▶ [WHAT IS NEEDED]: Return the full material exactly.

▶ [RECORDS PROVIDED]:
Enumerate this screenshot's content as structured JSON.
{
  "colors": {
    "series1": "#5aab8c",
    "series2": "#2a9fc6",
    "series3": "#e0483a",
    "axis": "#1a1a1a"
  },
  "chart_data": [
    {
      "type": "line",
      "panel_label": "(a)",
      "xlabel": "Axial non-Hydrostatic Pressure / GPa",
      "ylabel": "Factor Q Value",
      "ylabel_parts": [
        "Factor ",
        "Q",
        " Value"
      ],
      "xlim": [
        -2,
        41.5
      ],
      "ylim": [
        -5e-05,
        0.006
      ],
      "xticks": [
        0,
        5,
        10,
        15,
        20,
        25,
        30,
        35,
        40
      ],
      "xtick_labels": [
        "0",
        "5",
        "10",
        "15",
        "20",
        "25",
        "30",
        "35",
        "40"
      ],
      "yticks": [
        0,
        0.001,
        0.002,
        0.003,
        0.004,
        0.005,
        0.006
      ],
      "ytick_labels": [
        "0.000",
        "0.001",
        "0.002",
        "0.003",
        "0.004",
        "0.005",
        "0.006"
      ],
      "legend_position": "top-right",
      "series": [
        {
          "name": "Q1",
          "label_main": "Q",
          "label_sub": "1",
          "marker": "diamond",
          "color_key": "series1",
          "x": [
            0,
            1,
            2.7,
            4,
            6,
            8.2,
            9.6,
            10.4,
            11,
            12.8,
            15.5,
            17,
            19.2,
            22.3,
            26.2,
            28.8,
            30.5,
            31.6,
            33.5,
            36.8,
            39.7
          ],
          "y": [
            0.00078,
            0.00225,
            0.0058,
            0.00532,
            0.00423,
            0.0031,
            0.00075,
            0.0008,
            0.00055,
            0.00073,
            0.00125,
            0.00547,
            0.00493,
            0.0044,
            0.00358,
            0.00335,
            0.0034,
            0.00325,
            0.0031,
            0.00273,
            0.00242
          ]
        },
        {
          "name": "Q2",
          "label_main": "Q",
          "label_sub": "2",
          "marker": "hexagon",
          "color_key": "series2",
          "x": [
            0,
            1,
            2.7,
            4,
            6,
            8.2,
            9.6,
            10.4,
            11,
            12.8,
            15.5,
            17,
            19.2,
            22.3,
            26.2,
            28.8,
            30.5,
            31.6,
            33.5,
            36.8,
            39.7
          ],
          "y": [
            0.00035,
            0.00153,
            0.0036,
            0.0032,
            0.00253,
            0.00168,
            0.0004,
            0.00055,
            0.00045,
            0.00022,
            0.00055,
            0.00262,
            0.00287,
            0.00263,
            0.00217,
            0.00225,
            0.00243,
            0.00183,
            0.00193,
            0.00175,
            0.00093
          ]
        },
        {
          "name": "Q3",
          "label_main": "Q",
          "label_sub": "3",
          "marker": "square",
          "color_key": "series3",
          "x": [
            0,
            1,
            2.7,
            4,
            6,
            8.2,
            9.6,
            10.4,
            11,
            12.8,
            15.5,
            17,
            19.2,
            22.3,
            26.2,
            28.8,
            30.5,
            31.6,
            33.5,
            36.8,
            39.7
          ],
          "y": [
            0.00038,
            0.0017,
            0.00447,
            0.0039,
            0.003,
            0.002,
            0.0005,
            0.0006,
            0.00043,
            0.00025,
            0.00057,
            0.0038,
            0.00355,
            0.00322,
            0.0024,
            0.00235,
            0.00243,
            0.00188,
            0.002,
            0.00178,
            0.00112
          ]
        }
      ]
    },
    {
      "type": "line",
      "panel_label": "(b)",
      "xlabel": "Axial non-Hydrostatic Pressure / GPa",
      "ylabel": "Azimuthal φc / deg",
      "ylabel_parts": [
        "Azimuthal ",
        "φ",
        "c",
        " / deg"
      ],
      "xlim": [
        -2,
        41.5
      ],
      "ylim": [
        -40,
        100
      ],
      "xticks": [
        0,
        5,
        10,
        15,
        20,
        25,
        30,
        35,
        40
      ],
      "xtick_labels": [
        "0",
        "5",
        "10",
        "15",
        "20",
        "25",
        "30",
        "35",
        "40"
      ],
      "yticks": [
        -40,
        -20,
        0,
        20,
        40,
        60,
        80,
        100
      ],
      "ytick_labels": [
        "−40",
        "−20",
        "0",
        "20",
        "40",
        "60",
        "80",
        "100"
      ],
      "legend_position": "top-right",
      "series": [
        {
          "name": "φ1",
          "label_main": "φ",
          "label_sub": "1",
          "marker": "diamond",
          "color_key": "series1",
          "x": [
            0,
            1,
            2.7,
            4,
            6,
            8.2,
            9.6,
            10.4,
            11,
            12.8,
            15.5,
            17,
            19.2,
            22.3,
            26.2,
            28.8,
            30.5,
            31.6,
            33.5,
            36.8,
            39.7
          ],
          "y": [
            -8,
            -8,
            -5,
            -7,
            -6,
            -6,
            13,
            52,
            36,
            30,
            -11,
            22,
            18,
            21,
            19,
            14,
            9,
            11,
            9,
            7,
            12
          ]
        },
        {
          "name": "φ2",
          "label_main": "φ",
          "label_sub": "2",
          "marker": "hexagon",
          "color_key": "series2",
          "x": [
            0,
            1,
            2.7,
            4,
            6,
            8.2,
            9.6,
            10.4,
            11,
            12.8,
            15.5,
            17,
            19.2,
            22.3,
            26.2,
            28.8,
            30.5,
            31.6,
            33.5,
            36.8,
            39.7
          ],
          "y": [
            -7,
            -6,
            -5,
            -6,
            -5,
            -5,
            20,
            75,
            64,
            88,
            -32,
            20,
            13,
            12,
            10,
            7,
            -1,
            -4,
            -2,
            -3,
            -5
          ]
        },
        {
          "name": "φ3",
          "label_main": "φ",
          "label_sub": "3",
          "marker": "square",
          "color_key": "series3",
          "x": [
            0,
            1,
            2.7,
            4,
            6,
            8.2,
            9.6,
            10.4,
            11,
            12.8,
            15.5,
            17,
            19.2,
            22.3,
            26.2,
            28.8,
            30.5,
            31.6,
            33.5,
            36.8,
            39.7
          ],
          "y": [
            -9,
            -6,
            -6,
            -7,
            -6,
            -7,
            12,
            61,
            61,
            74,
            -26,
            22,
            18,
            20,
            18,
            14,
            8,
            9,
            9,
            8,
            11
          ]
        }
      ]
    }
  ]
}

▶ [ANSWER TO THIS TASK]:
Enumerate this screenshot's content as structured JSON.
{
  "colors": {
    "series1": "#5aab8c",
    "series2": "#2a9fc6",
    "series3": "#e0483a",
    "axis": "#1a1a1a"
  },
  "chart_data": [
    {
      "type": "line",
      "panel_label": "(a)",
      "xlabel": "Axial non-Hydrostatic Pressure / GPa",
      "ylabel": "Factor Q Value",
      "ylabel_parts": [
        "Factor ",
        "Q",
        " Value"
      ],
      "xlim": [
        -2,
        41.5
      ],
      "ylim": [
        -5e-05,
        0.006
      ],
      "xticks": [
        0,
        5,
        10,
        15,
        20,
        25,
        30,
        35,
        40
      ],
      "xtick_labels": [
        "0",
        "5",
        "10",
        "15",
        "20",
        "25",
        "30",
        "35",
        "40"
      ],
      "yticks": [
        0,
        0.001,
        0.002,
        0.003,
        0.004,
        0.005,
        0.006
      ],
      "ytick_labels": [
        "0.000",
        "0.001",
        "0.002",
        "0.003",
        "0.004",
        "0.005",
        "0.006"
      ],
      "legend_position": "top-right",
      "series": [
        {
          "name": "Q1",
          "label_main": "Q",
          "label_sub": "1",
          "marker": "diamond",
          "color_key": "series1",
          "x": [
            0,
            1,
            2.7,
            4,
            6,
            8.2,
            9.6,
            10.4,
            11,
            12.8,
            15.5,
            17,
            19.2,
            22.3,
            26.2,
            28.8,
            30.5,
            31.6,
            33.5,
            36.8,
            39.7
          ],
          "y": [
            0.00078,
            0.00225,
            0.0058,
            0.00532,
            0.00423,
            0.0031,
            0.00075,
            0.0008,
            0.00055,
            0.00073,
            0.00125,
            0.00547,
            0.00493,
            0.0044,
            0.00358,
            0.00335,
            0.0034,
            0.00325,
            0.0031,
            0.00273,
            0.00242
          ]
        },
        {
          "name": "Q2",
          "label_main": "Q",
          "label_sub": "2",
          "marker": "hexagon",
          "color_key": "series2",
          "x": [
            0,
            1,
            2.7,
            4,
            6,
            8.2,
            9.6,
            10.4,
            11,
            12.8,
            15.5,
            17,
            19.2,
            22.3,
            26.2,
            28.8,
            30.5,
            31.6,
            33.5,
            36.8,
            39.7
          ],
          "y": [
            0.00035,
            0.00153,
            0.0036,
            0.0032,
            0.00253,
            0.00168,
            0.0004,
            0.00055,
            0.00045,
            0.00022,
            0.00055,
            0.00262,
            0.00287,
            0.00263,
            0.00217,
            0.00225,
            0.00243,
            0.00183,
            0.00193,
            0.00175,
            0.00093
          ]
        },
        {
          "name": "Q3",
          "label_main": "Q",
          "label_sub": "3",
          "marker": "square",
          "color_key": "series3",
          "x": [
            0,
            1,
            2.7,
            4,
            6,
            8.2,
            9.6,
            10.4,
            11,
            12.8,
            15.5,
            17,
            19.2,
            22.3,
            26.2,
            28.8,
            30.5,
            31.6,
            33.5,
            36.8,
            39.7
          ],
          "y": [
            0.00038,
            0.0017,
            0.00447,
            0.0039,
            0.003,
            0.002,
            0.0005,
            0.0006,
            0.00043,
            0.00025,
            0.00057,
            0.0038,
            0.00355,
            0.00322,
            0.0024,
            0.00235,
            0.00243,
            0.00188,
            0.002,
            0.00178,
            0.00112
          ]
        }
      ]
    },
    {
      "type": "line",
      "panel_label": "(b)",
      "xlabel": "Axial non-Hydrostatic Pressure / GPa",
      "ylabel": "Azimuthal φc / deg",
      "ylabel_parts": [
        "Azimuthal ",
        "φ",
        "c",
        " / deg"
      ],
      "xlim": [
        -2,
        41.5
      ],
      "ylim": [
        -40,
        100
      ],
      "xticks": [
        0,
        5,
        10,
        15,
        20,
        25,
        30,
        35,
        40
      ],
      "xtick_labels": [
        "0",
        "5",
        "10",
        "15",
        "20",
        "25",
        "30",
        "35",
        "40"
      ],
      "yticks": [
        -40,
        -20,
        0,
        20,
        40,
        60,
        80,
        100
      ],
      "ytick_labels": [
        "−40",
        "−20",
        "0",
        "20",
        "40",
        "60",
        "80",
        "100"
      ],
      "legend_position": "top-right",
      "series": [
        {
          "name": "φ1",
          "label_main": "φ",
          "label_sub": "1",
          "marker": "diamond",
          "color_key": "series1",
          "x": [
            0,
            1,
            2.7,
            4,
            6,
            8.2,
            9.6,
            10.4,
            11,
            12.8,
            15.5,
            17,
            19.2,
            22.3,
            26.2,
            28.8,
            30.5,
            31.6,
            33.5,
            36.8,
            39.7
          ],
          "y": [
            -8,
            -8,
            -5,
            -7,
            -6,
            -6,
            13,
            52,
            36,
            30,
            -11,
            22,
            18,
            21,
            19,
            14,
            9,
            11,
            9,
            7,
            12
          ]
        },
        {
          "name": "φ2",
          "label_main": "φ",
          "label_sub": "2",
          "marker": "hexagon",
          "color_key": "series2",
          "x": [
            0,
            1,
            2.7,
            4,
            6,
            8.2,
            9.6,
            10.4,
            11,
            12.8,
            15.5,
            17,
            19.2,
            22.3,
            26.2,
            28.8,
            30.5,
            31.6,
            33.5,
            36.8,
            39.7
          ],
          "y": [
            -7,
            -6,
            -5,
            -6,
            -5,
            -5,
            20,
            75,
            64,
            88,
            -32,
            20,
            13,
            12,
            10,
            7,
            -1,
            -4,
            -2,
            -3,
            -5
          ]
        },
        {
          "name": "φ3",
          "label_main": "φ",
          "label_sub": "3",
          "marker": "square",
          "color_key": "series3",
          "x": [
            0,
            1,
            2.7,
            4,
            6,
            8.2,
            9.6,
            10.4,
            11,
            12.8,
            15.5,
            17,
            19.2,
            22.3,
            26.2,
            28.8,
            30.5,
            31.6,
            33.5,
            36.8,
            39.7
          ],
          "y": [
            -9,
            -6,
            -6,
            -7,
            -6,
            -7,
            12,
            61,
            61,
            74,
            -26,
            22,
            18,
            20,
            18,
            14,
            8,
            9,
            9,
            8,
            11
          ]
        }
      ]
    }
  ]
}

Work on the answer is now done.